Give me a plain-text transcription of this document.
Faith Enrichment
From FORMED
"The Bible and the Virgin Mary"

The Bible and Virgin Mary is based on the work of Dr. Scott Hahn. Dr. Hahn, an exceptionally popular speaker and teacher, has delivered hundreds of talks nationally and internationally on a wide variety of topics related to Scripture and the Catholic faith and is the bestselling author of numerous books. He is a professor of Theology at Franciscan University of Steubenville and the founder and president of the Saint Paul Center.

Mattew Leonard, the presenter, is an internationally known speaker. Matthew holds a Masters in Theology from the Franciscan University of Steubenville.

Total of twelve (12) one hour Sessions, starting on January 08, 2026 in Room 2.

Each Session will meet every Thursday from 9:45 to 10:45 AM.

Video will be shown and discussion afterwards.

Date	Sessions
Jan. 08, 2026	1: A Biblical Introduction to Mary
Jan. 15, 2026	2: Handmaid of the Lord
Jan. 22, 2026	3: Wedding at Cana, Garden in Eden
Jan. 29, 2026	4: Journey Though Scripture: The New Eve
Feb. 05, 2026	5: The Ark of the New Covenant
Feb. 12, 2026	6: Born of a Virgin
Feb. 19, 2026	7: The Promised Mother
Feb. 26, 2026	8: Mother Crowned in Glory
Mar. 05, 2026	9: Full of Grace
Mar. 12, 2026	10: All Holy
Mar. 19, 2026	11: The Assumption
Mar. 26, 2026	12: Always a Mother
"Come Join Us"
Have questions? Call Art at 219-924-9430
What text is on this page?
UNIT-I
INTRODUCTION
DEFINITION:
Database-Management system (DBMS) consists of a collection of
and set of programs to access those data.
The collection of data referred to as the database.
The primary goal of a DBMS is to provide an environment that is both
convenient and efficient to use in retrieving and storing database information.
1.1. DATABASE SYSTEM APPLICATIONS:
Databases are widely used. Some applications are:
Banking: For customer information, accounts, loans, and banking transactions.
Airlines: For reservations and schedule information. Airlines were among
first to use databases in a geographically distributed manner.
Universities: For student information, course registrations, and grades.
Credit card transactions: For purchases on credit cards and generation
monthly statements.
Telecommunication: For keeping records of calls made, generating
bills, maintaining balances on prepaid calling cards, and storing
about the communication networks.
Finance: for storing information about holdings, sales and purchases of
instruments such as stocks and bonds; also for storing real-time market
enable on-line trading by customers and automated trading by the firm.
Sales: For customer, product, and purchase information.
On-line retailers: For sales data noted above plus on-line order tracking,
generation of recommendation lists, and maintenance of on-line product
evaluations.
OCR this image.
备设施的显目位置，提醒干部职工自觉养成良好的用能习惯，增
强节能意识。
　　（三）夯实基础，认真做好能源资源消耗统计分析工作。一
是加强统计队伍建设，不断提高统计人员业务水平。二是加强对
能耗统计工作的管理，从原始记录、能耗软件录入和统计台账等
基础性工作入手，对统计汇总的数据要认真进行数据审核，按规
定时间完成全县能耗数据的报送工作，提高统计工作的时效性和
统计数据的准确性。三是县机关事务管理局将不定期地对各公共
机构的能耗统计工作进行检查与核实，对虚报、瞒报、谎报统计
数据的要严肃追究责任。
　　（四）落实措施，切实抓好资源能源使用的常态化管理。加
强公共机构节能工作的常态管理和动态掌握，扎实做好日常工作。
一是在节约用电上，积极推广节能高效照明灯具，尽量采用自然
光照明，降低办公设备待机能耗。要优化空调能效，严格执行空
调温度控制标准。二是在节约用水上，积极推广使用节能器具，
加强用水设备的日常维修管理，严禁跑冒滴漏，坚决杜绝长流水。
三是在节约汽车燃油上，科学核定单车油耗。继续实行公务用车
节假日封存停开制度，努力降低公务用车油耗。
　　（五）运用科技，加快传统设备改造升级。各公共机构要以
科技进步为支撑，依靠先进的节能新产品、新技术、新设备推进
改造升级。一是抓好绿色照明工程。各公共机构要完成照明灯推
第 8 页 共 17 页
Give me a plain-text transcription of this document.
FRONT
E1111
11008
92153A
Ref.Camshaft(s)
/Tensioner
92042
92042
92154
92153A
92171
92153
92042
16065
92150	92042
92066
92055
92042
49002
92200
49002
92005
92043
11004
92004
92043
==============================
* _Task prompt_
Quote every line from the line containing "OCR this image." through the closing line of the listing, including both.

* _Complete output_
OCR this image.
备设施的显目位置，提醒干部职工自觉养成良好的用能习惯，增
强节能意识。
　　（三）夯实基础，认真做好能源资源消耗统计分析工作。一
是加强统计队伍建设，不断提高统计人员业务水平。二是加强对
能耗统计工作的管理，从原始记录、能耗软件录入和统计台账等
基础性工作入手，对统计汇总的数据要认真进行数据审核，按规
定时间完成全县能耗数据的报送工作，提高统计工作的时效性和
统计数据的准确性。三是县机关事务管理局将不定期地对各公共
机构的能耗统计工作进行检查与核实，对虚报、瞒报、谎报统计
数据的要严肃追究责任。
　　（四）落实措施，切实抓好资源能源使用的常态化管理。加
强公共机构节能工作的常态管理和动态掌握，扎实做好日常工作。
一是在节约用电上，积极推广节能高效照明灯具，尽量采用自然
光照明，降低办公设备待机能耗。要优化空调能效，严格执行空
调温度控制标准。二是在节约用水上，积极推广使用节能器具，
加强用水设备的日常维修管理，严禁跑冒滴漏，坚决杜绝长流水。
三是在节约汽车燃油上，科学核定单车油耗。继续实行公务用车
节假日封存停开制度，努力降低公务用车油耗。
　　（五）运用科技，加快传统设备改造升级。各公共机构要以
科技进步为支撑，依靠先进的节能新产品、新技术、新设备推进
改造升级。一是抓好绿色照明工程。各公共机构要完成照明灯推
第 8 页 共 17 页
Give me a plain-text transcription of this document.
FRONT
E1111
11008
92153A
Ref.Camshaft(s)
/Tensioner
92042
92042
92154
92153A
92171
92153
92042
16065
92150	92042
92066
92055
92042
49002
92200
49002
92005
92043
11004
92004
92043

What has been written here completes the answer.